• _The problem_: Search the records for the word "studies". Copy every line where it appears.

• _Data shown_:

———

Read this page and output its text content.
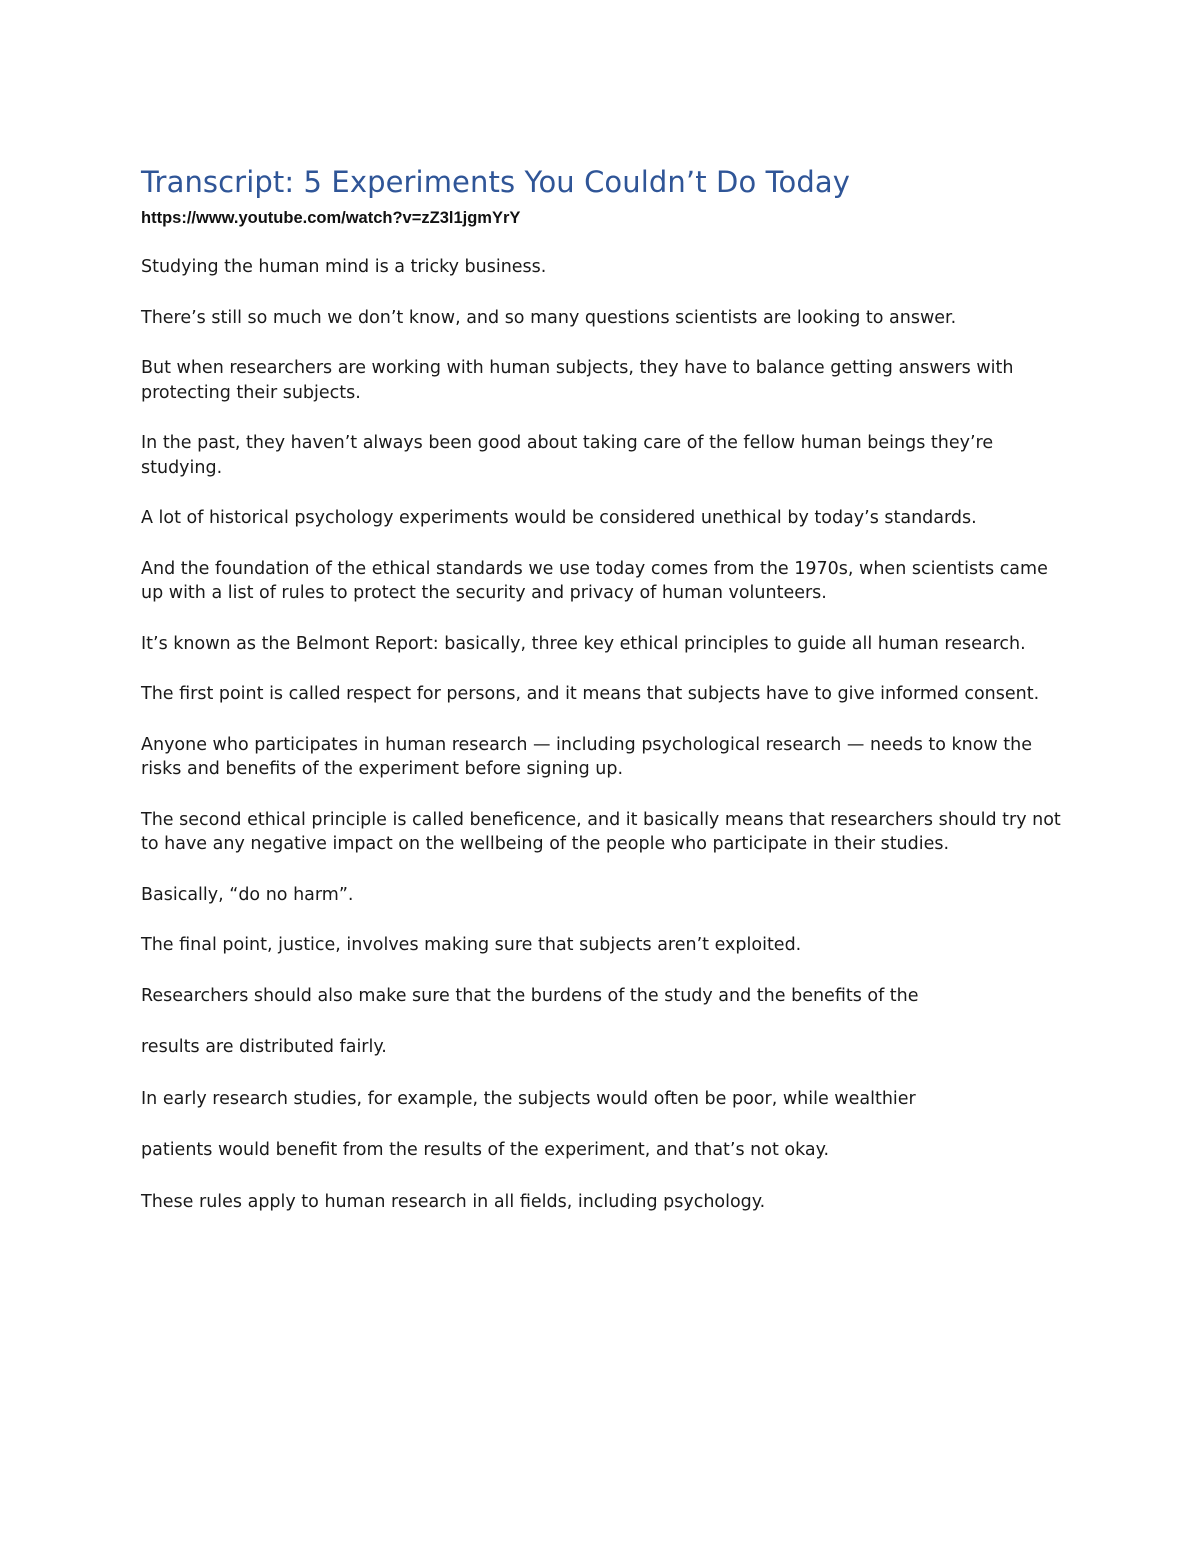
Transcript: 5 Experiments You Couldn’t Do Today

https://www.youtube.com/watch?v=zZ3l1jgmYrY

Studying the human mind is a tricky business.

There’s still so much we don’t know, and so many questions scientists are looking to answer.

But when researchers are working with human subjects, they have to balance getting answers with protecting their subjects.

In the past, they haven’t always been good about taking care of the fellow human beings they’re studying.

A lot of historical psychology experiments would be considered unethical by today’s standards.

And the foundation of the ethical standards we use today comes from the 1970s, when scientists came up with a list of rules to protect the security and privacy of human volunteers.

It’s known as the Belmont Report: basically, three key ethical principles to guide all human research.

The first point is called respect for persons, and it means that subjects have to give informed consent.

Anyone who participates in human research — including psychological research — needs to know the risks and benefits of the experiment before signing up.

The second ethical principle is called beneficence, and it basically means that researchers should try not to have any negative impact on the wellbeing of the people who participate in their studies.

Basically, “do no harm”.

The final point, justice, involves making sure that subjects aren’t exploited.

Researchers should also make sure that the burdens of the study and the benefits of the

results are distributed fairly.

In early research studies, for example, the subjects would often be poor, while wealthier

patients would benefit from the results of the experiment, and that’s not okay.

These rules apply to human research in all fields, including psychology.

———

• _Written solution_:
The second ethical principle is called beneficence, and it basically means that researchers should try not to have any negative impact on the wellbeing of the people who participate in their studies.
In early research studies, for example, the subjects would often be poor, while wealthier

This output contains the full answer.